▶ Your objective
Every record should be copied exactly, except that pictures are to be omitted.

▶ Given records
◆ ◆ ◆ ◆ ◆ ◆ ◆
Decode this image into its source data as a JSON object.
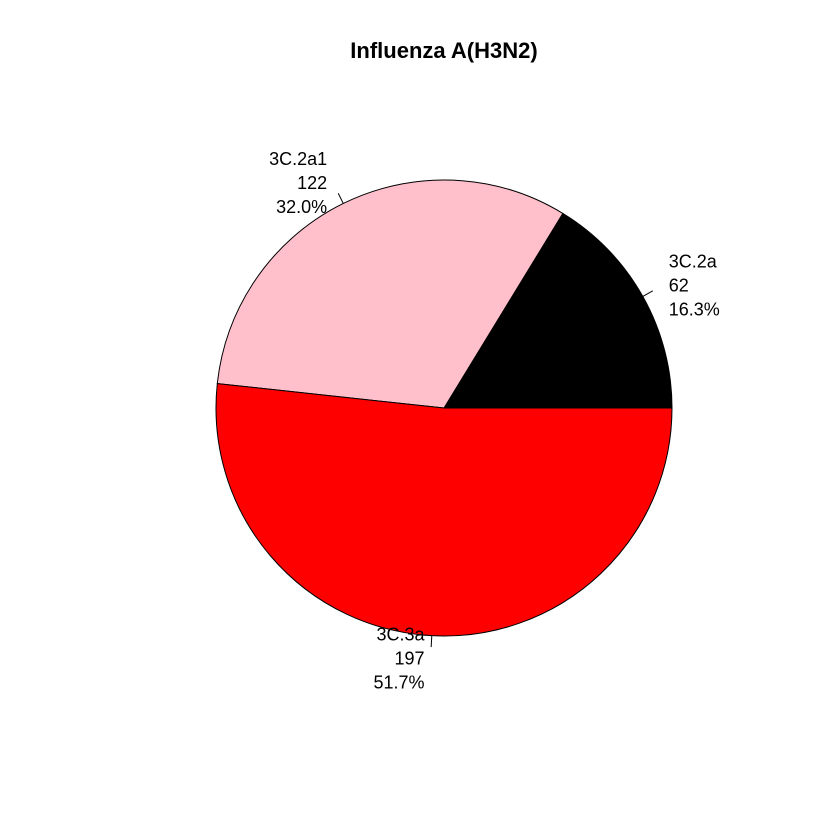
{
  "chart_data": {
    "type": "pie",
    "title": "Influenza A(H3N2)",
    "slices": [
      {
        "label": "3C.2a",
        "value": 62,
        "percent": "16.3%",
        "color": "#000000"
      },
      {
        "label": "3C.2a1",
        "value": 122,
        "percent": "32.0%",
        "color": "#ffc0cb"
      },
      {
        "label": "3C.3a",
        "value": 197,
        "percent": "51.7%",
        "color": "#ff0000"
      }
    ]
  }
}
◆ ◆ ◆ ◆ ◆ ◆ ◆
▶ The reply
Decode this image into its source data as a JSON object.
{
  "chart_data": {
    "type": "pie",
    "title": "Influenza A(H3N2)",
    "slices": [
      {
        "label": "3C.2a",
        "value": 62,
        "percent": "16.3%",
        "color": "#000000"
      },
      {
        "label": "3C.2a1",
        "value": 122,
        "percent": "32.0%",
        "color": "#ffc0cb"
      },
      {
        "label": "3C.3a",
        "value": 197,
        "percent": "51.7%",
        "color": "#ff0000"
      }
    ]
  }
}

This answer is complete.